Repeat all of the material below exactly as written, images excluded.

-=-=-

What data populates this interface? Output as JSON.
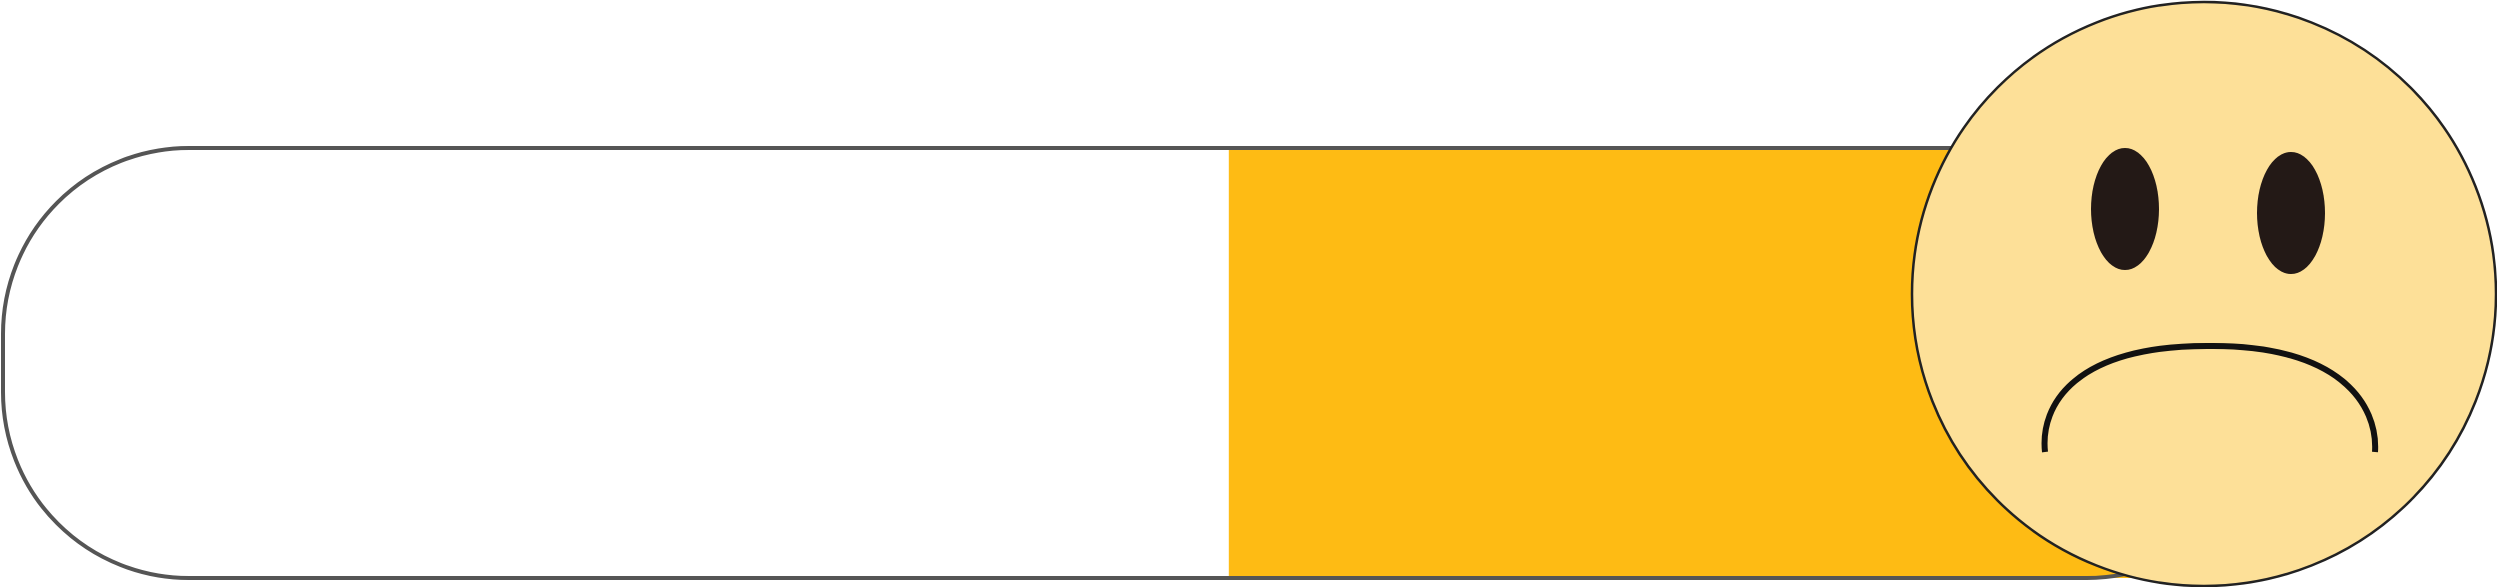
{
  "meter": {
    "level_fraction": 0.46,
    "colors": {
      "track_fill": "#ffffff",
      "track_border": "#555555",
      "level_fill": "#febb14"
    }
  },
  "face": {
    "expression": "sad",
    "icon": "sad-face-icon",
    "colors": {
      "face_fill": "#fde098",
      "outline": "#222222",
      "eyes": "#231916",
      "mouth": "#111111"
    }
  }
}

-=-=-

Task answer:
What data populates this interface? Output as JSON.
{
  "meter": {
    "level_fraction": 0.46,
    "colors": {
      "track_fill": "#ffffff",
      "track_border": "#555555",
      "level_fill": "#febb14"
    }
  },
  "face": {
    "expression": "sad",
    "icon": "sad-face-icon",
    "colors": {
      "face_fill": "#fde098",
      "outline": "#222222",
      "eyes": "#231916",
      "mouth": "#111111"
    }
  }
}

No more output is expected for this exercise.